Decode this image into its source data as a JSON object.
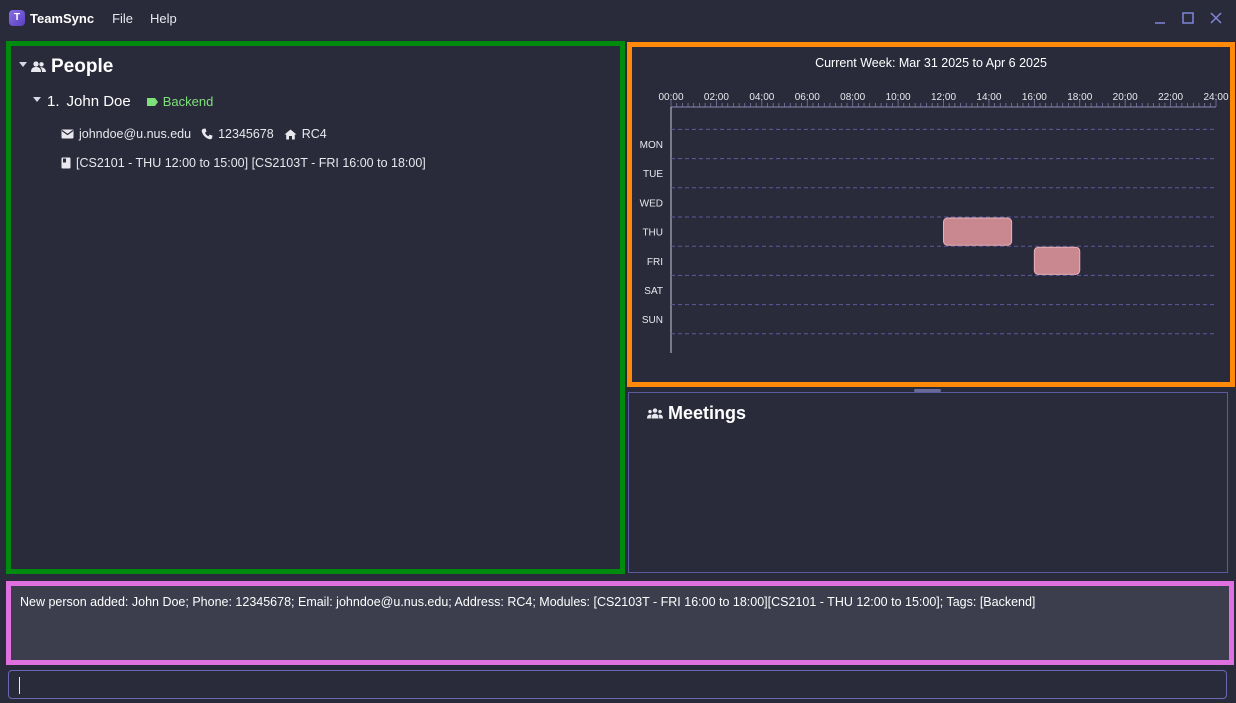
{
  "app": {
    "name": "TeamSync"
  },
  "menu": {
    "file": "File",
    "help": "Help"
  },
  "window_controls": {
    "minimize": "_",
    "maximize": "☐",
    "close": "✕"
  },
  "people": {
    "title": "People",
    "persons": [
      {
        "index": "1.",
        "name": "John Doe",
        "tag": "Backend",
        "email": "johndoe@u.nus.edu",
        "phone": "12345678",
        "address": "RC4",
        "modules": "[CS2101 - THU 12:00 to 15:00] [CS2103T - FRI 16:00 to 18:00]"
      }
    ]
  },
  "calendar": {
    "title": "Current Week: Mar 31 2025 to Apr 6 2025",
    "hour_labels": [
      "00:00",
      "02:00",
      "04:00",
      "06:00",
      "08:00",
      "10:00",
      "12:00",
      "14:00",
      "16:00",
      "18:00",
      "20:00",
      "22:00",
      "24:00"
    ],
    "days": [
      "MON",
      "TUE",
      "WED",
      "THU",
      "FRI",
      "SAT",
      "SUN"
    ],
    "events": [
      {
        "day": "THU",
        "start": 12,
        "end": 15
      },
      {
        "day": "FRI",
        "start": 16,
        "end": 18
      }
    ],
    "event_color": "#c98890"
  },
  "meetings": {
    "title": "Meetings"
  },
  "result": {
    "message": "New person added: John Doe; Phone: 12345678; Email: johndoe@u.nus.edu; Address: RC4; Modules: [CS2103T - FRI 16:00 to 18:00][CS2101 - THU 12:00 to 15:00]; Tags: [Backend]"
  },
  "command": {
    "value": ""
  },
  "colors": {
    "people_border": "#008a0e",
    "calendar_border": "#ff8a0a",
    "result_border": "#e06fe0",
    "tag_text": "#7ee07a"
  }
}
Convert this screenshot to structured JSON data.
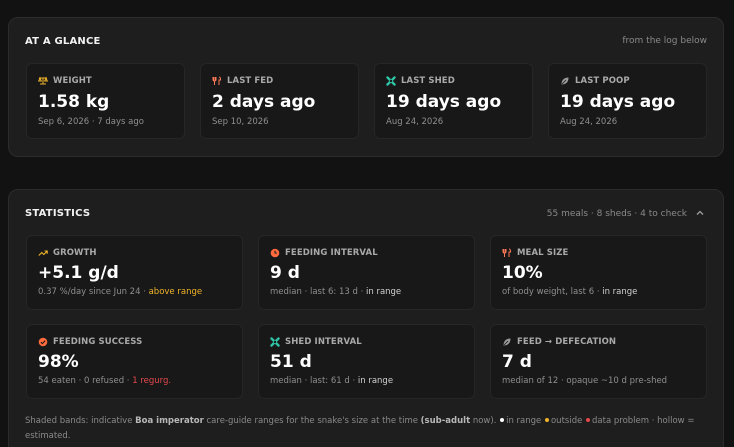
{
  "glance": {
    "title": "AT A GLANCE",
    "note": "from the log below",
    "cards": [
      {
        "icon": "scale-icon",
        "label": "WEIGHT",
        "value": "1.58 kg",
        "sub": "Sep 6, 2026 · 7 days ago"
      },
      {
        "icon": "fork-knife-icon",
        "label": "LAST FED",
        "value": "2 days ago",
        "sub": "Sep 10, 2026"
      },
      {
        "icon": "shed-icon",
        "label": "LAST SHED",
        "value": "19 days ago",
        "sub": "Aug 24, 2026"
      },
      {
        "icon": "leaf-icon",
        "label": "LAST POOP",
        "value": "19 days ago",
        "sub": "Aug 24, 2026"
      }
    ]
  },
  "stats": {
    "title": "STATISTICS",
    "note": "55 meals · 8 sheds · 4 to check",
    "cards": [
      {
        "icon": "trend-up-icon",
        "label": "GROWTH",
        "value": "+5.1 g/d",
        "sub_prefix": "0.37 %/day since Jun 24 · ",
        "sub_status": "above range"
      },
      {
        "icon": "clock-icon",
        "label": "FEEDING INTERVAL",
        "value": "9 d",
        "sub_prefix": "median · last 6: 13 d · ",
        "sub_status": "in range"
      },
      {
        "icon": "fork-knife-icon",
        "label": "MEAL SIZE",
        "value": "10%",
        "sub_prefix": "of body weight, last 6 · ",
        "sub_status": "in range"
      },
      {
        "icon": "check-circle-icon",
        "label": "FEEDING SUCCESS",
        "value": "98%",
        "sub_prefix": "54 eaten · 0 refused · ",
        "sub_status": "1 regurg."
      },
      {
        "icon": "shed-icon",
        "label": "SHED INTERVAL",
        "value": "51 d",
        "sub_prefix": "median · last: 61 d · ",
        "sub_status": "in range"
      },
      {
        "icon": "leaf-icon",
        "label": "FEED → DEFECATION",
        "value": "7 d",
        "sub_prefix": "median of 12 · opaque ~10 d pre-shed",
        "sub_status": ""
      }
    ],
    "footnote": {
      "part1": "Shaded bands: indicative ",
      "species": "Boa imperator",
      "part2": " care-guide ranges for the snake's size at the time ",
      "size_class": "(sub-adult",
      "part3": " now). ",
      "legend_in": "in range",
      "legend_out": "outside",
      "legend_problem": "data problem",
      "part4": " · hollow = estimated."
    }
  },
  "colors": {
    "background": "#121212",
    "panel": "#1e1e1e",
    "card": "#181818",
    "weight_icon": "#f0b429",
    "fed_icon": "#ff7a59",
    "shed_icon": "#2ec4a6",
    "poop_icon": "#9a9a9a",
    "growth_icon": "#f0b429",
    "feeding_interval_icon": "#ff6b3d",
    "success_icon": "#ff6b3d",
    "warn": "#f0b429",
    "bad": "#e5484d",
    "in_range": "#ffffff",
    "outside": "#f0b429",
    "problem": "#e5484d"
  }
}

## Aim
Repeat the material exactly as it reads, without any of its pictures.

## Exercise answer
Decode this image into its source data as a JSON object.
{
  "app": {
    "name": "TeamSync"
  },
  "menu": {
    "file": "File",
    "help": "Help"
  },
  "window_controls": {
    "minimize": "_",
    "maximize": "☐",
    "close": "✕"
  },
  "people": {
    "title": "People",
    "persons": [
      {
        "index": "1.",
        "name": "John Doe",
        "tag": "Backend",
        "email": "johndoe@u.nus.edu",
        "phone": "12345678",
        "address": "RC4",
        "modules": "[CS2101 - THU 12:00 to 15:00] [CS2103T - FRI 16:00 to 18:00]"
      }
    ]
  },
  "calendar": {
    "title": "Current Week: Mar 31 2025 to Apr 6 2025",
    "hour_labels": [
      "00:00",
      "02:00",
      "04:00",
      "06:00",
      "08:00",
      "10:00",
      "12:00",
      "14:00",
      "16:00",
      "18:00",
      "20:00",
      "22:00",
      "24:00"
    ],
    "days": [
      "MON",
      "TUE",
      "WED",
      "THU",
      "FRI",
      "SAT",
      "SUN"
    ],
    "events": [
      {
        "day": "THU",
        "start": 12,
        "end": 15
      },
      {
        "day": "FRI",
        "start": 16,
        "end": 18
      }
    ],
    "event_color": "#c98890"
  },
  "meetings": {
    "title": "Meetings"
  },
  "result": {
    "message": "New person added: John Doe; Phone: 12345678; Email: johndoe@u.nus.edu; Address: RC4; Modules: [CS2103T - FRI 16:00 to 18:00][CS2101 - THU 12:00 to 15:00]; Tags: [Backend]"
  },
  "command": {
    "value": ""
  },
  "colors": {
    "people_border": "#008a0e",
    "calendar_border": "#ff8a0a",
    "result_border": "#e06fe0",
    "tag_text": "#7ee07a"
  }
}
Convert this screenshot to structured JSON data.
{
  "glance": {
    "title": "AT A GLANCE",
    "note": "from the log below",
    "cards": [
      {
        "icon": "scale-icon",
        "label": "WEIGHT",
        "value": "1.58 kg",
        "sub": "Sep 6, 2026 · 7 days ago"
      },
      {
        "icon": "fork-knife-icon",
        "label": "LAST FED",
        "value": "2 days ago",
        "sub": "Sep 10, 2026"
      },
      {
        "icon": "shed-icon",
        "label": "LAST SHED",
        "value": "19 days ago",
        "sub": "Aug 24, 2026"
      },
      {
        "icon": "leaf-icon",
        "label": "LAST POOP",
        "value": "19 days ago",
        "sub": "Aug 24, 2026"
      }
    ]
  },
  "stats": {
    "title": "STATISTICS",
    "note": "55 meals · 8 sheds · 4 to check",
    "cards": [
      {
        "icon": "trend-up-icon",
        "label": "GROWTH",
        "value": "+5.1 g/d",
        "sub_prefix": "0.37 %/day since Jun 24 · ",
        "sub_status": "above range"
      },
      {
        "icon": "clock-icon",
        "label": "FEEDING INTERVAL",
        "value": "9 d",
        "sub_prefix": "median · last 6: 13 d · ",
        "sub_status": "in range"
      },
      {
        "icon": "fork-knife-icon",
        "label": "MEAL SIZE",
        "value": "10%",
        "sub_prefix": "of body weight, last 6 · ",
        "sub_status": "in range"
      },
      {
        "icon": "check-circle-icon",
        "label": "FEEDING SUCCESS",
        "value": "98%",
        "sub_prefix": "54 eaten · 0 refused · ",
        "sub_status": "1 regurg."
      },
      {
        "icon": "shed-icon",
        "label": "SHED INTERVAL",
        "value": "51 d",
        "sub_prefix": "median · last: 61 d · ",
        "sub_status": "in range"
      },
      {
        "icon": "leaf-icon",
        "label": "FEED → DEFECATION",
        "value": "7 d",
        "sub_prefix": "median of 12 · opaque ~10 d pre-shed",
        "sub_status": ""
      }
    ],
    "footnote": {
      "part1": "Shaded bands: indicative ",
      "species": "Boa imperator",
      "part2": " care-guide ranges for the snake's size at the time ",
      "size_class": "(sub-adult",
      "part3": " now). ",
      "legend_in": "in range",
      "legend_out": "outside",
      "legend_problem": "data problem",
      "part4": " · hollow = estimated."
    }
  },
  "colors": {
    "background": "#121212",
    "panel": "#1e1e1e",
    "card": "#181818",
    "weight_icon": "#f0b429",
    "fed_icon": "#ff7a59",
    "shed_icon": "#2ec4a6",
    "poop_icon": "#9a9a9a",
    "growth_icon": "#f0b429",
    "feeding_interval_icon": "#ff6b3d",
    "success_icon": "#ff6b3d",
    "warn": "#f0b429",
    "bad": "#e5484d",
    "in_range": "#ffffff",
    "outside": "#f0b429",
    "problem": "#e5484d"
  }
}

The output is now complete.